■ **SET TASK**:
Restate the data word for word and leave the images out.

== LISTING

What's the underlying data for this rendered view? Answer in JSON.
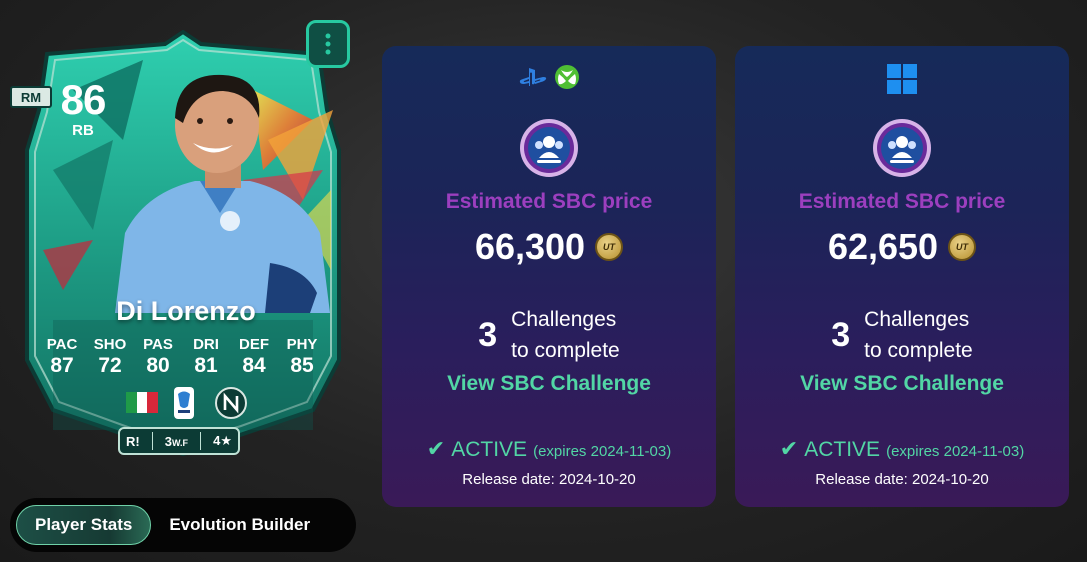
{
  "card": {
    "position_badge": "RM",
    "rating": "86",
    "alt_position": "RB",
    "name": "Di Lorenzo",
    "stats": [
      {
        "label": "PAC",
        "value": "87"
      },
      {
        "label": "SHO",
        "value": "72"
      },
      {
        "label": "PAS",
        "value": "80"
      },
      {
        "label": "DRI",
        "value": "81"
      },
      {
        "label": "DEF",
        "value": "84"
      },
      {
        "label": "PHY",
        "value": "85"
      }
    ],
    "footer": {
      "role": "R!",
      "weak_foot": "3",
      "weak_foot_suffix": "W.F",
      "skill": "4★"
    },
    "colors": {
      "base": "#1fb89a",
      "border": "#27c9a1",
      "accent": "#f2a23a"
    }
  },
  "tabs": [
    {
      "label": "Player Stats",
      "active": true
    },
    {
      "label": "Evolution Builder",
      "active": false
    }
  ],
  "panels": [
    {
      "platform_icons": [
        "playstation-icon",
        "xbox-icon"
      ],
      "price_label": "Estimated SBC price",
      "price": "66,300",
      "coin_text": "UT",
      "challenges_count": "3",
      "challenges_line1": "Challenges",
      "challenges_line2": "to complete",
      "link_label": "View SBC Challenge",
      "status_check": "✔",
      "status": "ACTIVE",
      "expires": "(expires 2024-11-03)",
      "release": "Release date: 2024-10-20"
    },
    {
      "platform_icons": [
        "windows-icon"
      ],
      "price_label": "Estimated SBC price",
      "price": "62,650",
      "coin_text": "UT",
      "challenges_count": "3",
      "challenges_line1": "Challenges",
      "challenges_line2": "to complete",
      "link_label": "View SBC Challenge",
      "status_check": "✔",
      "status": "ACTIVE",
      "expires": "(expires 2024-11-03)",
      "release": "Release date: 2024-10-20"
    }
  ],
  "colors": {
    "price_label": "#9c3fbf",
    "link": "#52d6a5",
    "panel_top": "#162a59",
    "panel_bottom": "#3a1a58"
  }
}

====

■ **TASK SOLUTION**:
What's the underlying data for this rendered view? Answer in JSON.
{
  "card": {
    "position_badge": "RM",
    "rating": "86",
    "alt_position": "RB",
    "name": "Di Lorenzo",
    "stats": [
      {
        "label": "PAC",
        "value": "87"
      },
      {
        "label": "SHO",
        "value": "72"
      },
      {
        "label": "PAS",
        "value": "80"
      },
      {
        "label": "DRI",
        "value": "81"
      },
      {
        "label": "DEF",
        "value": "84"
      },
      {
        "label": "PHY",
        "value": "85"
      }
    ],
    "footer": {
      "role": "R!",
      "weak_foot": "3",
      "weak_foot_suffix": "W.F",
      "skill": "4★"
    },
    "colors": {
      "base": "#1fb89a",
      "border": "#27c9a1",
      "accent": "#f2a23a"
    }
  },
  "tabs": [
    {
      "label": "Player Stats",
      "active": true
    },
    {
      "label": "Evolution Builder",
      "active": false
    }
  ],
  "panels": [
    {
      "platform_icons": [
        "playstation-icon",
        "xbox-icon"
      ],
      "price_label": "Estimated SBC price",
      "price": "66,300",
      "coin_text": "UT",
      "challenges_count": "3",
      "challenges_line1": "Challenges",
      "challenges_line2": "to complete",
      "link_label": "View SBC Challenge",
      "status_check": "✔",
      "status": "ACTIVE",
      "expires": "(expires 2024-11-03)",
      "release": "Release date: 2024-10-20"
    },
    {
      "platform_icons": [
        "windows-icon"
      ],
      "price_label": "Estimated SBC price",
      "price": "62,650",
      "coin_text": "UT",
      "challenges_count": "3",
      "challenges_line1": "Challenges",
      "challenges_line2": "to complete",
      "link_label": "View SBC Challenge",
      "status_check": "✔",
      "status": "ACTIVE",
      "expires": "(expires 2024-11-03)",
      "release": "Release date: 2024-10-20"
    }
  ],
  "colors": {
    "price_label": "#9c3fbf",
    "link": "#52d6a5",
    "panel_top": "#162a59",
    "panel_bottom": "#3a1a58"
  }
}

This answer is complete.